## Dataset extract

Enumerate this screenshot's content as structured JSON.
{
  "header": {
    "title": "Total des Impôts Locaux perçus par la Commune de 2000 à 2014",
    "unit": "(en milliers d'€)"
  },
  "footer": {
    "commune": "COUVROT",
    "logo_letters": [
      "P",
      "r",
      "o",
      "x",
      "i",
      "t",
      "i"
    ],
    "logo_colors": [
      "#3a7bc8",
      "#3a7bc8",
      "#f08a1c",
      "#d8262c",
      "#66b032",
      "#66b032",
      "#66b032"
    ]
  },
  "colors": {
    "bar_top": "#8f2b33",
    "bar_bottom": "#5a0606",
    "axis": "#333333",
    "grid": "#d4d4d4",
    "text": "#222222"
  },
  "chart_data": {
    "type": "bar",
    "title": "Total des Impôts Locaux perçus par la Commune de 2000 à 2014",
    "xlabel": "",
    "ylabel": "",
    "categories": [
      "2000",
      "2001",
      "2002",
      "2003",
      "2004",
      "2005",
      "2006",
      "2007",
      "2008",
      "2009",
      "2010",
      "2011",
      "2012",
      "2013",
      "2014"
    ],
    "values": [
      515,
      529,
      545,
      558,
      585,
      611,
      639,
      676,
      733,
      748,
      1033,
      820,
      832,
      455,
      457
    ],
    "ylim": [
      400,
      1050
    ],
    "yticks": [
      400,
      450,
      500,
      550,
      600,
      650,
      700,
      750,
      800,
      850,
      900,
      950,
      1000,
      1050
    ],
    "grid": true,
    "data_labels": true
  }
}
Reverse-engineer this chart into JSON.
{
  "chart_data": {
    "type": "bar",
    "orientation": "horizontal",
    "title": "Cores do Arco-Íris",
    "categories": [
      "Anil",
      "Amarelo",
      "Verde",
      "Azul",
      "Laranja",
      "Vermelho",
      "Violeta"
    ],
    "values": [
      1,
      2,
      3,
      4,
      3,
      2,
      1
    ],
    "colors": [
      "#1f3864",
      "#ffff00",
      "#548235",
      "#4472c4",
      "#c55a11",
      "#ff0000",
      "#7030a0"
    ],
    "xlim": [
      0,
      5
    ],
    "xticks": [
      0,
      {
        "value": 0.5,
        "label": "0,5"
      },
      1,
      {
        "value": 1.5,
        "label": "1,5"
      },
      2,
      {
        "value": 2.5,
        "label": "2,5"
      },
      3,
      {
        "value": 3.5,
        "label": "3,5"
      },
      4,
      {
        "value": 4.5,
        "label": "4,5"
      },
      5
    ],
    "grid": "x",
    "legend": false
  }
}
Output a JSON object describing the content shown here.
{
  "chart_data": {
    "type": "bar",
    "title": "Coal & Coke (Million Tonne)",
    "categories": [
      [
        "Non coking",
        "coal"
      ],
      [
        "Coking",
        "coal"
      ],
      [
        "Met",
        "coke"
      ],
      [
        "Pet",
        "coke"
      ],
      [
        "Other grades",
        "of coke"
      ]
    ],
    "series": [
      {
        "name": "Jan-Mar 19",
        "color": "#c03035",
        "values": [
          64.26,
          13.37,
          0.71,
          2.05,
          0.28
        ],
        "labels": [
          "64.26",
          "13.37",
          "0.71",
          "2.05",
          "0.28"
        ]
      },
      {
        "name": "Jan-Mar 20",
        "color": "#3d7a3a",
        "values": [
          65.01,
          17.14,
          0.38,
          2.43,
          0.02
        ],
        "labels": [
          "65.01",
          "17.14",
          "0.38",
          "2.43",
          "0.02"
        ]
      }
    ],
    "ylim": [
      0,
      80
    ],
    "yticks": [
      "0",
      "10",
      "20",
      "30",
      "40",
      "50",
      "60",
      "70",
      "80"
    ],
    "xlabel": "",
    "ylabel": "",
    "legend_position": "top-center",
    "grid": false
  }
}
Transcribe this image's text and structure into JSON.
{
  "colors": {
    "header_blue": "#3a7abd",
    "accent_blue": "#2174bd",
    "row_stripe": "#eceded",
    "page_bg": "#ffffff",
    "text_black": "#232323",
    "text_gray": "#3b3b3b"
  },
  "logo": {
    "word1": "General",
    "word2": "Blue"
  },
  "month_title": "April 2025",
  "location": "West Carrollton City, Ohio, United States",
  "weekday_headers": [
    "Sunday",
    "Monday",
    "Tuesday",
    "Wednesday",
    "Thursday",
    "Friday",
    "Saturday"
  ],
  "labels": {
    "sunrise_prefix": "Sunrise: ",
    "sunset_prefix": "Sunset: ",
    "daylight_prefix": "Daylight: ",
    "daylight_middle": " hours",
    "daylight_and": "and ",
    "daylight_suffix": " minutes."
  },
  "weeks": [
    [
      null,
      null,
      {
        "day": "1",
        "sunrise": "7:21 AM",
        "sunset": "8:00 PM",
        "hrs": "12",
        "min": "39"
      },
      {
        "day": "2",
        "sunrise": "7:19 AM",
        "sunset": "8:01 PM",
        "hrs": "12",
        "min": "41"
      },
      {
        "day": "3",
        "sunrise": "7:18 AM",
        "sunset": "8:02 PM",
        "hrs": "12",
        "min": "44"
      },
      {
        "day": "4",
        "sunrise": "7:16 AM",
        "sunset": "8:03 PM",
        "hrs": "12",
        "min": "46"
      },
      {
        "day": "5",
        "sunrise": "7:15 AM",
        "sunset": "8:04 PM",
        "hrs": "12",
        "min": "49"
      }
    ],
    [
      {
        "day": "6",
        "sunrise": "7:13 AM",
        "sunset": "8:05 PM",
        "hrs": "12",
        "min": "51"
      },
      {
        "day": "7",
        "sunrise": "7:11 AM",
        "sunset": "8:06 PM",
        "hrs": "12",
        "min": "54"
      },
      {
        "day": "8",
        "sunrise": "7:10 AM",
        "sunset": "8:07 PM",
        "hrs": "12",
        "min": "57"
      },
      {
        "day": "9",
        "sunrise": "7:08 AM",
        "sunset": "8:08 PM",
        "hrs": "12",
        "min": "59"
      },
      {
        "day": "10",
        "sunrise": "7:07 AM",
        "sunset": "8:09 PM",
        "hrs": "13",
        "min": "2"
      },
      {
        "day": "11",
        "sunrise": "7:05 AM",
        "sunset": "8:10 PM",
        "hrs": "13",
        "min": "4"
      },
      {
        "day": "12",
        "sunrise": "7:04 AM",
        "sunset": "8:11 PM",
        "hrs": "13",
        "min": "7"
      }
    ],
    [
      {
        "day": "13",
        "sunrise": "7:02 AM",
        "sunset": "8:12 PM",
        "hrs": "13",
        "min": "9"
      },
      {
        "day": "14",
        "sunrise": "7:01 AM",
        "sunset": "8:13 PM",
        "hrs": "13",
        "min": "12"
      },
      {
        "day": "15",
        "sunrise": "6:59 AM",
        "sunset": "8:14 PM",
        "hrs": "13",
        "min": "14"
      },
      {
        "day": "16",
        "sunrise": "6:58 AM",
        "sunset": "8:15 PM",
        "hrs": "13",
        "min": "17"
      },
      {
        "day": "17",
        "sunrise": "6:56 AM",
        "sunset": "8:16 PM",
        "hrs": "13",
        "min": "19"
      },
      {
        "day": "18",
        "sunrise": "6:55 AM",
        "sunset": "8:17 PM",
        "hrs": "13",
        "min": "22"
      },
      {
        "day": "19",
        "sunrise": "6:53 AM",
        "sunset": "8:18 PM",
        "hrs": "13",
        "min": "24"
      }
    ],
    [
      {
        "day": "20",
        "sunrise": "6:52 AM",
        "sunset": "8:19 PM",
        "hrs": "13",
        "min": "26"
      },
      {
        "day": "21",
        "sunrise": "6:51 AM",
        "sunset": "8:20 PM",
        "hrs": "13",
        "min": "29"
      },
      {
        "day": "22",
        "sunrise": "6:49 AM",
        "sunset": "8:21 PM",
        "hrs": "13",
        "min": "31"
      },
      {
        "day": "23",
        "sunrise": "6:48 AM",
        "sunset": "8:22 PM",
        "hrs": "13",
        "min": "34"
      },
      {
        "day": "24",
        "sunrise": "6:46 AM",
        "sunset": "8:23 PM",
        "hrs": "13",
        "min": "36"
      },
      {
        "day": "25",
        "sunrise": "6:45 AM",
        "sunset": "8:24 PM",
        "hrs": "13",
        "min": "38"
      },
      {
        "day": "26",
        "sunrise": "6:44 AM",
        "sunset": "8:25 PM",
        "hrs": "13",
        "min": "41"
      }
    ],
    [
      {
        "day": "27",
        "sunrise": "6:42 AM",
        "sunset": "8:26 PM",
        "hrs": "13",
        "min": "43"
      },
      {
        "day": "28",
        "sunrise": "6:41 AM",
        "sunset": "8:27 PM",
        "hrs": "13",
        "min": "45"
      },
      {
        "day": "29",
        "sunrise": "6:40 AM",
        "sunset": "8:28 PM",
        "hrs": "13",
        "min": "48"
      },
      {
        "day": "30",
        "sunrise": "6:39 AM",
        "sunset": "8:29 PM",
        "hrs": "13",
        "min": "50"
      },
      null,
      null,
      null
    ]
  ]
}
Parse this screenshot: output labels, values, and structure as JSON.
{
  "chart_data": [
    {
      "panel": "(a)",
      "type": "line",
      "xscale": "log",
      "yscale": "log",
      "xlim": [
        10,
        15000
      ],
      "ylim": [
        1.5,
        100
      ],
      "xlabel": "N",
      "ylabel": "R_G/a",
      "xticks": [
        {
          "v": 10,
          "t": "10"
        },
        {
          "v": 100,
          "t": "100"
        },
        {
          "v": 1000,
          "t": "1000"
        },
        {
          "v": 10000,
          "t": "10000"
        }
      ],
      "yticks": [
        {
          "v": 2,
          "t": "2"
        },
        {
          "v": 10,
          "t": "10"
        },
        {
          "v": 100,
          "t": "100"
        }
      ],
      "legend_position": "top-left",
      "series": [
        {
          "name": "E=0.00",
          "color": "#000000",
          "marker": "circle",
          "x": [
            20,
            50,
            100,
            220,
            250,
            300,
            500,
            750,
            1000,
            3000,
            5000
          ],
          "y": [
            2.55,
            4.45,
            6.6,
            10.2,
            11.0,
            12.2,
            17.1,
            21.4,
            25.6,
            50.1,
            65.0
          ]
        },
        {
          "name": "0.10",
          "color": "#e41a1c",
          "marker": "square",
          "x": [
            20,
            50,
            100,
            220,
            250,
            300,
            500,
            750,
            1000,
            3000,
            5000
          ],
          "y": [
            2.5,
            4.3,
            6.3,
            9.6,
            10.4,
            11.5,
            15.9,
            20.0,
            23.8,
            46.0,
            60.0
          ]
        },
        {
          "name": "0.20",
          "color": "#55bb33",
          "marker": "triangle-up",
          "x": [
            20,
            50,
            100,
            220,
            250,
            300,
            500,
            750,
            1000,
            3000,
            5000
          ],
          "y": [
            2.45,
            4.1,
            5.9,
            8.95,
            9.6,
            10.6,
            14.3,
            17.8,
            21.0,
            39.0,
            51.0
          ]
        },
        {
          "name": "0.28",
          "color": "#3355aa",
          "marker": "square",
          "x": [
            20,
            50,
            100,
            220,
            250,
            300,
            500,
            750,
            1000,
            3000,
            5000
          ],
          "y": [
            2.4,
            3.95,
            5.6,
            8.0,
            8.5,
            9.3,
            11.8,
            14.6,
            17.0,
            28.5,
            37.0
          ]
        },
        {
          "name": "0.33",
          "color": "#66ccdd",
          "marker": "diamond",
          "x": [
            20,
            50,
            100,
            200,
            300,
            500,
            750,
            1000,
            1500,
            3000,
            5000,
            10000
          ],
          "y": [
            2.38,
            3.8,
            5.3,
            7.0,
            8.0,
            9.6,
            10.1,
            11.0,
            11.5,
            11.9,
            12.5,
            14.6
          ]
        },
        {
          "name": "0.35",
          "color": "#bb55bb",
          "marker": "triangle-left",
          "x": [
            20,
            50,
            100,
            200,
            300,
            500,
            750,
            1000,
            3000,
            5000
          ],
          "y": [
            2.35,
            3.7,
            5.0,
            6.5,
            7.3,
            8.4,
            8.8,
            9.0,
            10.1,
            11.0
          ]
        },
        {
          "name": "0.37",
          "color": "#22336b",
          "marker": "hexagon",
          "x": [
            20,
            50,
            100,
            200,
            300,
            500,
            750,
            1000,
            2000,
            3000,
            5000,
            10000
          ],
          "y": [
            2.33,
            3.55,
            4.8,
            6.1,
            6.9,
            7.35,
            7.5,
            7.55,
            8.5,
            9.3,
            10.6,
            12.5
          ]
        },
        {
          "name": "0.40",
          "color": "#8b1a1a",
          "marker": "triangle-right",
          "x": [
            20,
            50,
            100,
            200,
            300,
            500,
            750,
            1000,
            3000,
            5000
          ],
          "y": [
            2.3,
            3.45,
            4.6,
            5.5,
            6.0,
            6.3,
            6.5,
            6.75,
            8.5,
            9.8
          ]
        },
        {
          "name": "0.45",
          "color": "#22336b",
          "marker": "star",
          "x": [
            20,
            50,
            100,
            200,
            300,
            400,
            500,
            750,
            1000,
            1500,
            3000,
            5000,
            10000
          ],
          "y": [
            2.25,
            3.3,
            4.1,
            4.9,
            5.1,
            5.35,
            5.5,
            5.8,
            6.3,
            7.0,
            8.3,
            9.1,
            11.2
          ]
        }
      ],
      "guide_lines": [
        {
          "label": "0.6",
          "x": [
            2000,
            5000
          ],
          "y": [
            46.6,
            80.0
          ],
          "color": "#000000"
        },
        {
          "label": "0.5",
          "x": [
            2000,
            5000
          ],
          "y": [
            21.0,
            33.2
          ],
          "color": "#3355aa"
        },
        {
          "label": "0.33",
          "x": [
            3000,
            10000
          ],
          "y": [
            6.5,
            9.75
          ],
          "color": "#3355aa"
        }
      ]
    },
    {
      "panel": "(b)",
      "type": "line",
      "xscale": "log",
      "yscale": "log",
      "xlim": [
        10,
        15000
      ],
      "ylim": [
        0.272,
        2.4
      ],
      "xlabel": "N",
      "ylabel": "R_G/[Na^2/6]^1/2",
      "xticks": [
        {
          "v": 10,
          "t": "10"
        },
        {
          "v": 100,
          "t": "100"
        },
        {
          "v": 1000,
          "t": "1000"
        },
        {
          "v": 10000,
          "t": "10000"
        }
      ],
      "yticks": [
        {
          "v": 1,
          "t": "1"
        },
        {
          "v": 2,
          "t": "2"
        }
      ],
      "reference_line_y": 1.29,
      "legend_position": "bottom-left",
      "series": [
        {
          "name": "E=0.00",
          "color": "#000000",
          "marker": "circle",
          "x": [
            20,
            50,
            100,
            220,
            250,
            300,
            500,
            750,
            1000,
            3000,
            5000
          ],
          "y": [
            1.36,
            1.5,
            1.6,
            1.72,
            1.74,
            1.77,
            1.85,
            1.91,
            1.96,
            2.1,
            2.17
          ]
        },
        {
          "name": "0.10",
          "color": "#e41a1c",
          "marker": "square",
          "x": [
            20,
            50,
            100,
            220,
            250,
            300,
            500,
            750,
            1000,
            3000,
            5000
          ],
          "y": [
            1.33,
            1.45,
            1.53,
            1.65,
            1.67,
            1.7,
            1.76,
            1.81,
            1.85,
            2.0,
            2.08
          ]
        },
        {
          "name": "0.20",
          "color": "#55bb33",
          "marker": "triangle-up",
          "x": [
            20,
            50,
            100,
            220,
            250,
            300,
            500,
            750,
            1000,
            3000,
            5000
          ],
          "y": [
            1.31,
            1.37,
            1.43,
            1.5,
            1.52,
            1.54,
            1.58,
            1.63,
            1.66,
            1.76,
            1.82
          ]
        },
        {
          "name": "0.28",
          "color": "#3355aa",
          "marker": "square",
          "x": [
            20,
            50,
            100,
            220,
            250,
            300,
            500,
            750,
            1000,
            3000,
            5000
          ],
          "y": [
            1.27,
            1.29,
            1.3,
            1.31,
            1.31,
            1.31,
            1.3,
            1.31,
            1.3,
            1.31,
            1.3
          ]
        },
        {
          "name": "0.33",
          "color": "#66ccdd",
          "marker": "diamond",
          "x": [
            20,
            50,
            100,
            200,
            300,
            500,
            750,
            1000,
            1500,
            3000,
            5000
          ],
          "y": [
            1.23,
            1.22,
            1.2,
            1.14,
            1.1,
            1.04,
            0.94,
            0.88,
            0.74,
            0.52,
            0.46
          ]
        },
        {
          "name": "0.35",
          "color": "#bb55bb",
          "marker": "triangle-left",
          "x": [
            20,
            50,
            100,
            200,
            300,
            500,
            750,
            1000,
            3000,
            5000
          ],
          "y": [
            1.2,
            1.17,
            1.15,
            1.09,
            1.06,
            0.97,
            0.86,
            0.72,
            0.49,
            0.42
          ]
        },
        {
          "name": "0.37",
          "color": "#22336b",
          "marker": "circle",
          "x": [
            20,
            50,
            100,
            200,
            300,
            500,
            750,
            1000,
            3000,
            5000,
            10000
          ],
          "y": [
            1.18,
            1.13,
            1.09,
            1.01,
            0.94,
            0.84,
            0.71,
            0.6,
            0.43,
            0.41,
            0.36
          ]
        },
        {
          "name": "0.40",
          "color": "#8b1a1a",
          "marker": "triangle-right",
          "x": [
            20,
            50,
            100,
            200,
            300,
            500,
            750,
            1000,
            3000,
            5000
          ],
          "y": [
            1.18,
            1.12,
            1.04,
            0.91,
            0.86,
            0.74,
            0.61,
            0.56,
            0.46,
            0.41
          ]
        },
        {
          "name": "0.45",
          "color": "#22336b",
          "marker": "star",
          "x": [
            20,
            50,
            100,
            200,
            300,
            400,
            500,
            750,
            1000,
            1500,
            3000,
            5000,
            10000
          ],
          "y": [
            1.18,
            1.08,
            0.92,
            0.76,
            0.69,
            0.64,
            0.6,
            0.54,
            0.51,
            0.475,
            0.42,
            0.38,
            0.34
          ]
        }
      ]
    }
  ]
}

## Task description
Locate the lines above that contain "left" and copy them.

## The reply
      "legend_position": "top-left",
          "marker": "triangle-left",
      "legend_position": "bottom-left",
          "marker": "triangle-left",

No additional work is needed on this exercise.